◆ **What the task asks**:
Exactly as they appear, output all of the entries.

◆ **Extracted material**:
□ □ □
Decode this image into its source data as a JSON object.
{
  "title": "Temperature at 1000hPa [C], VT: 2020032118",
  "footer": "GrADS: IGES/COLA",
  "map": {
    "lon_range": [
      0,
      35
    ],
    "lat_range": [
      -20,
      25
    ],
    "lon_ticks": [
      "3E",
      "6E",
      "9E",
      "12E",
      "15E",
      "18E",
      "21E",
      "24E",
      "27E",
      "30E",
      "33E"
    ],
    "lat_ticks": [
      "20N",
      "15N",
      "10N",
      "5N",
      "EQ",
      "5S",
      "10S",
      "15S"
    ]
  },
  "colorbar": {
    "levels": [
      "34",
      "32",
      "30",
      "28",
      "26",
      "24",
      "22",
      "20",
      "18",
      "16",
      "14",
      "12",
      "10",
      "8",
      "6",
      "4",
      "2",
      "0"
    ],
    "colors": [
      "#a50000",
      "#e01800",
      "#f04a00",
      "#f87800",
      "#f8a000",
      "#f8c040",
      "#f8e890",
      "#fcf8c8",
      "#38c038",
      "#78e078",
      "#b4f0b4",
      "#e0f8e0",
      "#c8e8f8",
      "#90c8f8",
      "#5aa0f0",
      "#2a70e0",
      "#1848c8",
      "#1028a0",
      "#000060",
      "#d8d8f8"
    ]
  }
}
□ □ □
◆ **Exercise output**:
Decode this image into its source data as a JSON object.
{
  "title": "Temperature at 1000hPa [C], VT: 2020032118",
  "footer": "GrADS: IGES/COLA",
  "map": {
    "lon_range": [
      0,
      35
    ],
    "lat_range": [
      -20,
      25
    ],
    "lon_ticks": [
      "3E",
      "6E",
      "9E",
      "12E",
      "15E",
      "18E",
      "21E",
      "24E",
      "27E",
      "30E",
      "33E"
    ],
    "lat_ticks": [
      "20N",
      "15N",
      "10N",
      "5N",
      "EQ",
      "5S",
      "10S",
      "15S"
    ]
  },
  "colorbar": {
    "levels": [
      "34",
      "32",
      "30",
      "28",
      "26",
      "24",
      "22",
      "20",
      "18",
      "16",
      "14",
      "12",
      "10",
      "8",
      "6",
      "4",
      "2",
      "0"
    ],
    "colors": [
      "#a50000",
      "#e01800",
      "#f04a00",
      "#f87800",
      "#f8a000",
      "#f8c040",
      "#f8e890",
      "#fcf8c8",
      "#38c038",
      "#78e078",
      "#b4f0b4",
      "#e0f8e0",
      "#c8e8f8",
      "#90c8f8",
      "#5aa0f0",
      "#2a70e0",
      "#1848c8",
      "#1028a0",
      "#000060",
      "#d8d8f8"
    ]
  }
}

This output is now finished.